* _RAW RECORDS_:
• • •
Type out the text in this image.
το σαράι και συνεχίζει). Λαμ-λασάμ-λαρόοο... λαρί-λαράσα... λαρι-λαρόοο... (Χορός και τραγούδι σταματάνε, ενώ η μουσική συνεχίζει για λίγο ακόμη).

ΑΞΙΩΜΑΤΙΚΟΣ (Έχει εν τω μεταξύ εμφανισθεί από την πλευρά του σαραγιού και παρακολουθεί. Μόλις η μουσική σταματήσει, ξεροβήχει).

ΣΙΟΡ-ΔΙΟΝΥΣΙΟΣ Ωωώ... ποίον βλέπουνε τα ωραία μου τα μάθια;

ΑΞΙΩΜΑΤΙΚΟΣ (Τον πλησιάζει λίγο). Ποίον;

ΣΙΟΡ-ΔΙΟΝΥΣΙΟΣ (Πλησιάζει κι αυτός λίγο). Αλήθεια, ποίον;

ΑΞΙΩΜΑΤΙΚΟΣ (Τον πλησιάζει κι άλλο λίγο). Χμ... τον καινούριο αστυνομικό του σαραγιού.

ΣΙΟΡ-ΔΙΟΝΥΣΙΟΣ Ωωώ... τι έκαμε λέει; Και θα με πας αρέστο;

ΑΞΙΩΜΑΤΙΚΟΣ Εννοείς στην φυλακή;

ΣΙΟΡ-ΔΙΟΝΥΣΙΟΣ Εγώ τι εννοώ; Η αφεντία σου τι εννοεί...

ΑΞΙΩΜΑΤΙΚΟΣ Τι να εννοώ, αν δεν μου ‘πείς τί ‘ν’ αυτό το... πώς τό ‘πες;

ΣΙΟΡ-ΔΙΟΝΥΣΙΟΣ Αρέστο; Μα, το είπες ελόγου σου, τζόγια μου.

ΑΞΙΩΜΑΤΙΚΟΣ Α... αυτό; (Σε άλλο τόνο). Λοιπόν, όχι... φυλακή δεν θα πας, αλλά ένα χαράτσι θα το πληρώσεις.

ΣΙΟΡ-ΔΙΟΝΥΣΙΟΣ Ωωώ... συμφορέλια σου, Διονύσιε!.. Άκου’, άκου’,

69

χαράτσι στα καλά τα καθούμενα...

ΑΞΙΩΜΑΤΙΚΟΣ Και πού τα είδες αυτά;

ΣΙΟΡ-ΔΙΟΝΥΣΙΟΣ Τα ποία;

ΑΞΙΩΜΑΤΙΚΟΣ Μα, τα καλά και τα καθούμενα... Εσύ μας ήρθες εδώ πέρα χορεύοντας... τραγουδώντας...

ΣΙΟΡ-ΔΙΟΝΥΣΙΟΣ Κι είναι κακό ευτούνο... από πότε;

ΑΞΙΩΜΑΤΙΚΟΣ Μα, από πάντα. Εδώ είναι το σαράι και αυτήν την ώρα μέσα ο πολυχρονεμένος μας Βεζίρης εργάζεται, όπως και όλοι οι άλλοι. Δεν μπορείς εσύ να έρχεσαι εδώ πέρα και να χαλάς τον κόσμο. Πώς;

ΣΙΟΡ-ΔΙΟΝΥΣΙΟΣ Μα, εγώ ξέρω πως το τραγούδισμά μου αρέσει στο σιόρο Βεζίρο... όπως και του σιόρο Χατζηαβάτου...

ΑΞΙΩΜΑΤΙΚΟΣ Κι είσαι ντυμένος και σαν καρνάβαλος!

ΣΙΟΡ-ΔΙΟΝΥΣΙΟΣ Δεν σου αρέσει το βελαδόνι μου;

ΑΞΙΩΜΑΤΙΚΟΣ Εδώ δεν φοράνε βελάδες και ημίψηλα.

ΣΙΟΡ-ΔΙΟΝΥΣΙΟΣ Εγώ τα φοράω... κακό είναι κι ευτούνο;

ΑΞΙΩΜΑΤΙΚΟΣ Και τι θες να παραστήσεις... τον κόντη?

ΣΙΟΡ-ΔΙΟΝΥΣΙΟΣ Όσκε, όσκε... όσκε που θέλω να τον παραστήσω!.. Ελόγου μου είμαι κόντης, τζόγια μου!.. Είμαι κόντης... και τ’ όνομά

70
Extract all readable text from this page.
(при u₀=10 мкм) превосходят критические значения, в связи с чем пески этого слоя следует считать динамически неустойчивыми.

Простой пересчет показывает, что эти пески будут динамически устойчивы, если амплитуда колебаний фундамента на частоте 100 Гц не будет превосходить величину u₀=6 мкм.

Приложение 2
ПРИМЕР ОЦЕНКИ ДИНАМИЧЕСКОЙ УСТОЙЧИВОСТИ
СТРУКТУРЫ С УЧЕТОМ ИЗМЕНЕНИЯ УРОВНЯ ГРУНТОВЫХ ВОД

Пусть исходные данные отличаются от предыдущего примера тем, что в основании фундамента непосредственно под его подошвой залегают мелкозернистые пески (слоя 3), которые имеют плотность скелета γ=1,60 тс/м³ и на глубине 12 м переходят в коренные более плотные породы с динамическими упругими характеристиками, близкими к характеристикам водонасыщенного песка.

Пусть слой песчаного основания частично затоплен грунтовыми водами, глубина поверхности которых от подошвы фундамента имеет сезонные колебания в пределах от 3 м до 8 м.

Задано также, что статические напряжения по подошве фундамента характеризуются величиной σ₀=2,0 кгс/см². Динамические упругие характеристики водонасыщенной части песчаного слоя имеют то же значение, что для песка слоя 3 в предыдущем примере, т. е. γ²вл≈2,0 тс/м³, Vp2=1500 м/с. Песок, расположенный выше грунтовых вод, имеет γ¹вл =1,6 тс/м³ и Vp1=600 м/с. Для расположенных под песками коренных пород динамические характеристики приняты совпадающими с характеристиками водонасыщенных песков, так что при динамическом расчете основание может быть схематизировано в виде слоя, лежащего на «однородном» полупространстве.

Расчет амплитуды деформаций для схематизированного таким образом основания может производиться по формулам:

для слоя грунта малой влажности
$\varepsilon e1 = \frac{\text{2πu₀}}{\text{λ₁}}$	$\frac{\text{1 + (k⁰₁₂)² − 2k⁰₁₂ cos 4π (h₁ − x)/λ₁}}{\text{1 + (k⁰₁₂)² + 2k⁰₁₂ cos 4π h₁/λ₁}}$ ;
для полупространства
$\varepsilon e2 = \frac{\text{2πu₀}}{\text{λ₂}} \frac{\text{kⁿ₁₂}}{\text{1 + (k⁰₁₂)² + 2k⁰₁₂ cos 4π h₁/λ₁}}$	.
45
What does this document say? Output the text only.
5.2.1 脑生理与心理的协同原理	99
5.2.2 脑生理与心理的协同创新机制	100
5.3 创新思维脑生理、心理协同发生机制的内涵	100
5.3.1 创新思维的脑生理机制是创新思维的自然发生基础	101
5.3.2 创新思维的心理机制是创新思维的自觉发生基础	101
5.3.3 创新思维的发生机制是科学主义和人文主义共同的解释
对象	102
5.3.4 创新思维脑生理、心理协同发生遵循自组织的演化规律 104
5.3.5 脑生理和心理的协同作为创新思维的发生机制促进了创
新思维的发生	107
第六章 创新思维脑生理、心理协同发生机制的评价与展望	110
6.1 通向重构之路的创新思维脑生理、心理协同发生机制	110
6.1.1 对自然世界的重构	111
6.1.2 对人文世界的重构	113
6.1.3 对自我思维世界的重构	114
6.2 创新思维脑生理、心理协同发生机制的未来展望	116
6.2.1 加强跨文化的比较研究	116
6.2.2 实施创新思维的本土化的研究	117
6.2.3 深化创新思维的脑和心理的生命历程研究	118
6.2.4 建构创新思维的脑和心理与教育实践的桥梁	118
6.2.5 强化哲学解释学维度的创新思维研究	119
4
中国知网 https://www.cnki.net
• • •
* _WHAT THIS TASK INVOLVES_: Select all lines with the word "αρέσει" from the entries above.

* _ANSWER TO THE TASK_:
ΣΙΟΡ-ΔΙΟΝΥΣΙΟΣ Μα, εγώ ξέρω πως το τραγούδισμά μου αρέσει στο σιόρο Βεζίρο... όπως και του σιόρο Χατζηαβάτου...
ΣΙΟΡ-ΔΙΟΝΥΣΙΟΣ Δεν σου αρέσει το βελαδόνι μου;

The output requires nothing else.